◆ Given exercise
Search the material for the string "TradingView", then return every line where it is found.

----- Task data

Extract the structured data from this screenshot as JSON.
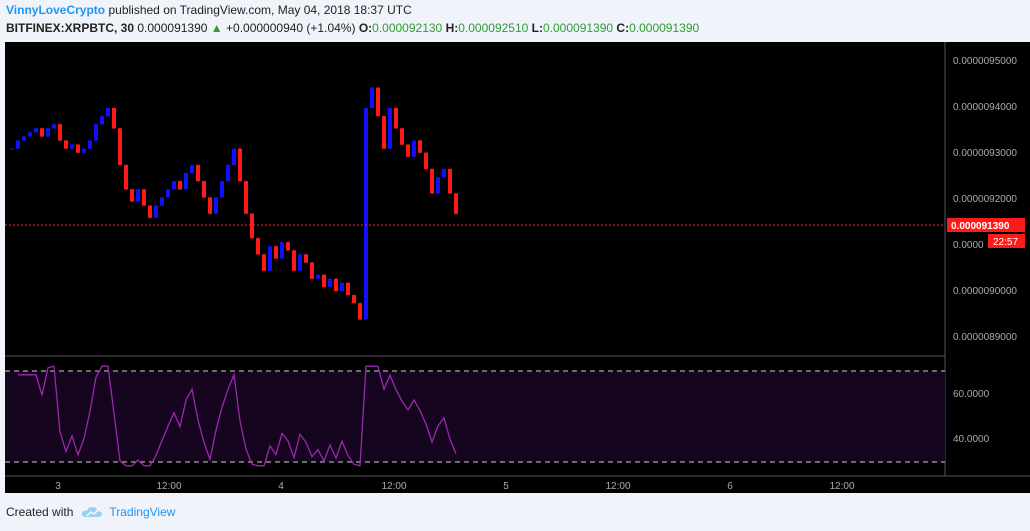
{
  "header": {
    "author": "VinnyLoveCrypto",
    "published_text": "published on TradingView.com, May 04, 2018 18:37 UTC"
  },
  "symbol": {
    "name": "BITFINEX:XRPBTC, 30",
    "last": "0.000091390",
    "change": "+0.000000940 (+1.04%)",
    "o_label": "O:",
    "o": "0.000092130",
    "h_label": "H:",
    "h": "0.000092510",
    "l_label": "L:",
    "l": "0.000091390",
    "c_label": "C:",
    "c": "0.000091390"
  },
  "price_scale": {
    "ticks": [
      "0.0000095000",
      "0.0000094000",
      "0.0000093000",
      "0.0000092000",
      "0.0000",
      "0.0000090000",
      "0.0000089000"
    ],
    "current_price": "0.000091390",
    "countdown": "22:57"
  },
  "rsi_scale": {
    "ticks": [
      "60.0000",
      "40.0000"
    ]
  },
  "time_axis": {
    "labels": [
      "3",
      "12:00",
      "4",
      "12:00",
      "5",
      "12:00",
      "6",
      "12:00"
    ]
  },
  "footer": {
    "created_with": "Created with",
    "brand": "TradingView"
  },
  "colors": {
    "up": "#1010ff",
    "down": "#ff1a1a",
    "rsi_line": "#9c27b0",
    "rsi_band": "#15051e",
    "price_line": "#ff2a2a"
  },
  "chart_data": {
    "type": "candlestick",
    "symbol": "BITFINEX:XRPBTC",
    "interval": "30",
    "y_range": [
      8.8e-06,
      9.55e-06
    ],
    "close_series": [
      9.3e-06,
      9.32e-06,
      9.33e-06,
      9.34e-06,
      9.35e-06,
      9.33e-06,
      9.35e-06,
      9.36e-06,
      9.32e-06,
      9.3e-06,
      9.31e-06,
      9.29e-06,
      9.3e-06,
      9.32e-06,
      9.36e-06,
      9.38e-06,
      9.4e-06,
      9.35e-06,
      9.26e-06,
      9.2e-06,
      9.17e-06,
      9.2e-06,
      9.16e-06,
      9.13e-06,
      9.16e-06,
      9.18e-06,
      9.2e-06,
      9.22e-06,
      9.2e-06,
      9.24e-06,
      9.26e-06,
      9.22e-06,
      9.18e-06,
      9.14e-06,
      9.18e-06,
      9.22e-06,
      9.26e-06,
      9.3e-06,
      9.22e-06,
      9.14e-06,
      9.08e-06,
      9.04e-06,
      9e-06,
      9.06e-06,
      9.03e-06,
      9.07e-06,
      9.05e-06,
      9e-06,
      9.04e-06,
      9.02e-06,
      8.98e-06,
      8.99e-06,
      8.96e-06,
      8.98e-06,
      8.95e-06,
      8.97e-06,
      8.94e-06,
      8.92e-06,
      8.88e-06,
      9.4e-06,
      9.45e-06,
      9.38e-06,
      9.3e-06,
      9.4e-06,
      9.35e-06,
      9.31e-06,
      9.28e-06,
      9.32e-06,
      9.29e-06,
      9.25e-06,
      9.19e-06,
      9.23e-06,
      9.25e-06,
      9.19e-06,
      9.14e-06
    ],
    "rsi": {
      "upper_band": 70,
      "lower_band": 30,
      "y_range": [
        27,
        75
      ]
    },
    "x_labels": [
      "3",
      "12:00",
      "4",
      "12:00",
      "5",
      "12:00",
      "6",
      "12:00"
    ]
  }
}
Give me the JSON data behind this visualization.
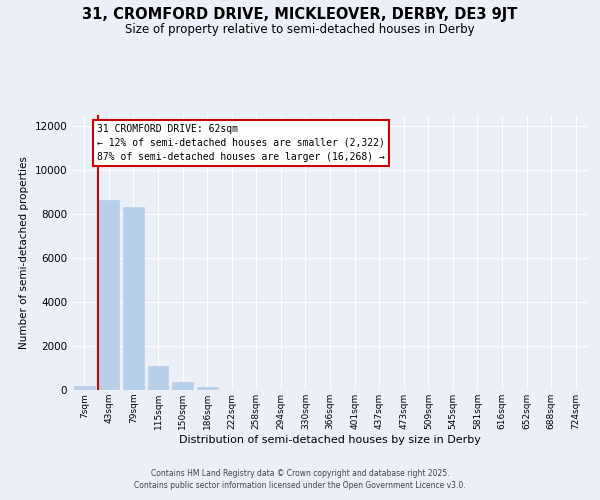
{
  "title_line1": "31, CROMFORD DRIVE, MICKLEOVER, DERBY, DE3 9JT",
  "title_line2": "Size of property relative to semi-detached houses in Derby",
  "xlabel": "Distribution of semi-detached houses by size in Derby",
  "ylabel": "Number of semi-detached properties",
  "categories": [
    "7sqm",
    "43sqm",
    "79sqm",
    "115sqm",
    "150sqm",
    "186sqm",
    "222sqm",
    "258sqm",
    "294sqm",
    "330sqm",
    "366sqm",
    "401sqm",
    "437sqm",
    "473sqm",
    "509sqm",
    "545sqm",
    "581sqm",
    "616sqm",
    "652sqm",
    "688sqm",
    "724sqm"
  ],
  "values": [
    200,
    8650,
    8300,
    1100,
    350,
    120,
    0,
    0,
    0,
    0,
    0,
    0,
    0,
    0,
    0,
    0,
    0,
    0,
    0,
    0,
    0
  ],
  "bar_color": "#b8cfe8",
  "bar_edgecolor": "#b8cfe8",
  "vline_color": "#cc0000",
  "vline_pos": 0.575,
  "ylim_max": 12500,
  "yticks": [
    0,
    2000,
    4000,
    6000,
    8000,
    10000,
    12000
  ],
  "background_color": "#eaeff8",
  "grid_color": "#ffffff",
  "annotation_title": "31 CROMFORD DRIVE: 62sqm",
  "annotation_line2": "← 12% of semi-detached houses are smaller (2,322)",
  "annotation_line3": "87% of semi-detached houses are larger (16,268) →",
  "footer_line1": "Contains HM Land Registry data © Crown copyright and database right 2025.",
  "footer_line2": "Contains public sector information licensed under the Open Government Licence v3.0."
}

----------

◆ Response to the task
    "published_text": "published on TradingView.com, May 04, 2018 18:37 UTC"
    "brand": "TradingView"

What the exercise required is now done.